> _Provided records_:
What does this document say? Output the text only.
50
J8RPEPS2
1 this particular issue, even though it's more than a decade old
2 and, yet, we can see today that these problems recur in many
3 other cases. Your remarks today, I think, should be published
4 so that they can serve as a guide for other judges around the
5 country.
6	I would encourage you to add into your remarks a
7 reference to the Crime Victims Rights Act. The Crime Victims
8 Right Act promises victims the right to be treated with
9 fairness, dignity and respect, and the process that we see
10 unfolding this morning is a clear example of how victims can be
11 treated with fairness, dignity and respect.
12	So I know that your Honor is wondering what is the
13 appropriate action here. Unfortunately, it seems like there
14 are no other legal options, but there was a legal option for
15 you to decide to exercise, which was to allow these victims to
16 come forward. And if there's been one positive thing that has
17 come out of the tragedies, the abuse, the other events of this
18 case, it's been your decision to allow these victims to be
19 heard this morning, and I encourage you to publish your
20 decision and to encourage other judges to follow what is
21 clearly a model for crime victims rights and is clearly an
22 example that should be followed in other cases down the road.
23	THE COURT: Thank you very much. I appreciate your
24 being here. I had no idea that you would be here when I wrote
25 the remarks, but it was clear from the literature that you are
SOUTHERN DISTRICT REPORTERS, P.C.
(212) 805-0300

> _Work required_:
Copy each line of the data that contains the word "fairness".

> _Written solution_:
9 fairness, dignity and respect, and the process that we see
11 treated with fairness, dignity and respect.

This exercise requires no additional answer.